Exercise -
Pick out the lines in the listing below that contain the word "page" and copy them.

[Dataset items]
● ● ● ●
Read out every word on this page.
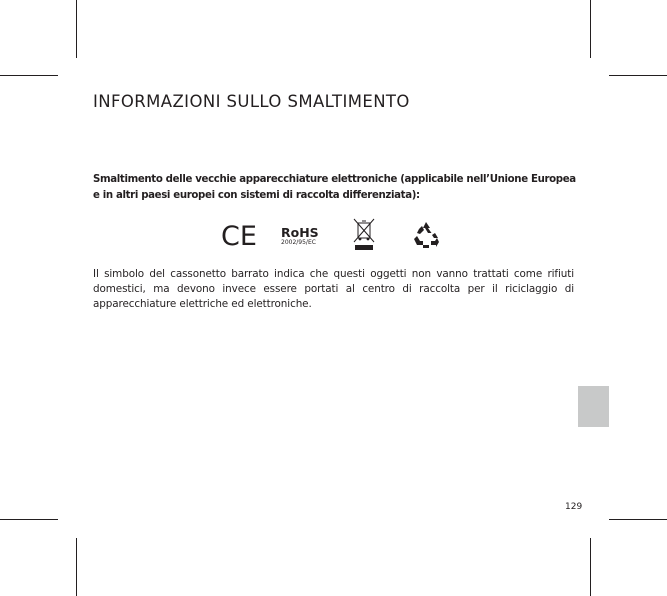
INFORMAZIONI SULLO SMALTIMENTO

Smaltimento delle vecchie apparecchiature elettroniche (applicabile nell’Unione Europea e in altri paesi europei con sistemi di raccolta differenziata):

CE RoHS
2002/95/EC

Il simbolo del cassonetto barrato indica che questi oggetti non vanno trattati come rifiuti domestici, ma devono invece essere portati al centro di raccolta per il riciclaggio di apparecchiature elettriche ed elettroniche.

129
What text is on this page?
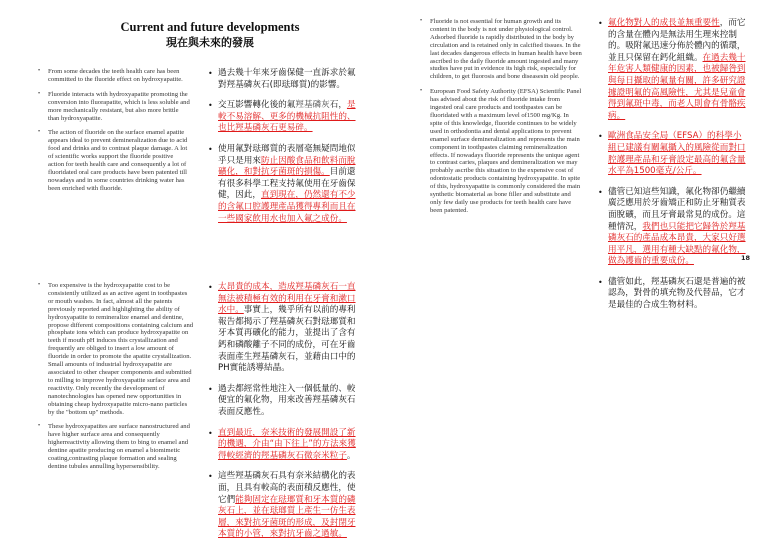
Current and future developments
現在與未來的發展
• From some decades the teeth health care has been committed to the fluoride effect on hydroxyapatite.
• Fluoride interacts with hydroxyapatite promoting the conversion into fluorapatite, which is less soluble and more mechanically resistant, but also more brittle than hydroxyapatite.
• The action of fluoride on the surface enamel apatite appears ideal to prevent demineralization due to acid food and drinks and to contrast plaque damage. A lot of scientific works support the fluoride positive action for teeth health care and consequently a lot of fluoridated oral care products have been patented till nowadays and in some countries drinking water has been enriched with fluoride.
• 過去幾十年來牙齒保健一直訴求於氟對羥基磷灰石(即琺瑯質)的影響。
• 交互影響轉化後的氟羥基磷灰石，是較不易溶解、更多的機械抗阻性的、也比羥基磷灰石更易碎。
• 使用氟對琺瑯質的表層毫無疑問地似乎只是用來防止因酸食品和飲料而脫礦化，和對抗牙菌斑的損傷。目前還有很多科學工程支持氟使用在牙齒保健，因此，直到現在，仍然還有不少的含氟口腔護理產品獲得專利而且在一些國家飲用水也加入氟之成份。
• Fluoride is not essential for human growth and its content in the body is not under physiological control. Adsorbed fluoride is rapidly distributed in the body by circulation and is retained only in calcified tissues. In the last decades dangerous effects in human health have been ascribed to the daily fluoride amount ingested and many studies have put in evidence its high risk, especially for children, to get fluorosis and bone diseasesin old people.
• European Food Safety Authority (EFSA) Scientific Panel has advised about the risk of fluoride intake from ingested oral care products and toothpastes can be fluoridated with a maximum level of1500 mg/Kg. In spite of this knowledge, fluoride continues to be widely used in orthodontia and dental applications to prevent enamel surface demineralization and represents the main component in toothpastes claiming remineralization effects. If nowadays fluoride represents the unique agent to contrast caries, plaques and demineralization we may probably ascribe this situation to the expensive cost of odontostatic products containing hydroxyapatite. In spite of this, hydroxyapatite is commonly considered the main synthetic biomaterial as bone filler and substitute and only few daily use products for teeth health care have been patented.
• 氟化物對人的成長並無重要性，而它的含量在體內是無法用生理來控制的。吸附氟迅速分佈於體內的循環，並且只保留在鈣化組織。在過去幾十年危害人類健康的因素，也被歸咎到與每日攝取的氟量有關，許多研究證據證明氟的高風險性，尤其是兒童會得到氟斑中毒，而老人則會有骨骼疾病。
• 歐洲食品安全局（EFSA）的科學小組已建議有關氟攝入的風險從而對口腔護理產品和牙膏設定最高的氟含量水平為1500毫克/公斤。
• 儘管已知這些知識，氟化物卻仍繼續廣泛應用於牙齒矯正和防止牙釉質表面脫礦，而且牙膏最常見的成份。這種情況，我們也只能把它歸咎於羥基磷灰石的產品成本昂貴，大家只好選用平凡，選用有種大缺點的氟化物，做為護齒的重要成份。
• 儘管如此，羥基磷灰石還是普遍的被認為，對骨的填充物及代替品，它才是最佳的合成生物材料。
18
• Too expensive is the hydroxyapatite cost to be consistently utilized as an active agent in toothpastes or mouth washes. In fact, almost all the patents previously reported and highlighting the ability of hydroxyapatite to remineralize enamel and dentine, propose different compositions containing calcium and phosphate ions which can produce hydroxyapatite on teeth if mouth pH induces this crystallization and frequently are obliged to insert a low amount of fluoride in order to promote the apatite crystallization. Small amounts of industrial hydroxyapatite are associated to other cheaper components and submitted to milling to improve hydroxyapatite surface area and reactivity. Only recently the development of nanotechnologies has opened new opportunities in obtaining cheap hydroxyapatite micro-nano particles by the "bottom up" methods.
• These hydroxyapatites are surface nanostructured and have higher surface area and consequently higherreactivity allowing them to bing to enamel and dentine apatite producing on enamel a biomimetic coating,contrasting plaque formation and sealing dentine tubules annulling hypersensibility.
• 太昂貴的成本，造成羥基磷灰石一直無法被積極有效的利用在牙膏和漱口水中。事實上，幾乎所有以前的專利報告都揭示了羥基磷灰石對琺瑯質和牙本質再礦化的能力，並提出了含有鈣和磷酸離子不同的成份，可在牙齒表面產生羥基磷灰石，並藉由口中的PH實能誘導結晶。
• 過去都經常性地注入一個低量的、較便宜的氟化物，用來改善羥基磷灰石表面反應性。
• 直到最近，奈米技術的發展開設了新的機遇，介由“由下往上”的方法來獲得較經濟的羥基磷灰石微奈米粒子。
• 這些羥基磷灰石具有奈米結構化的表面，且具有較高的表面積反應性，使它們能夠固定在琺瑯質和牙本質的磷灰石上，並在琺瑯質上產生一仿生表層，來對抗牙菌斑的形成，及封閉牙本質的小管，來對抗牙齒之過敏。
● ● ● ●
Completed exercise -
Read out every word on this page.
What text is on this page?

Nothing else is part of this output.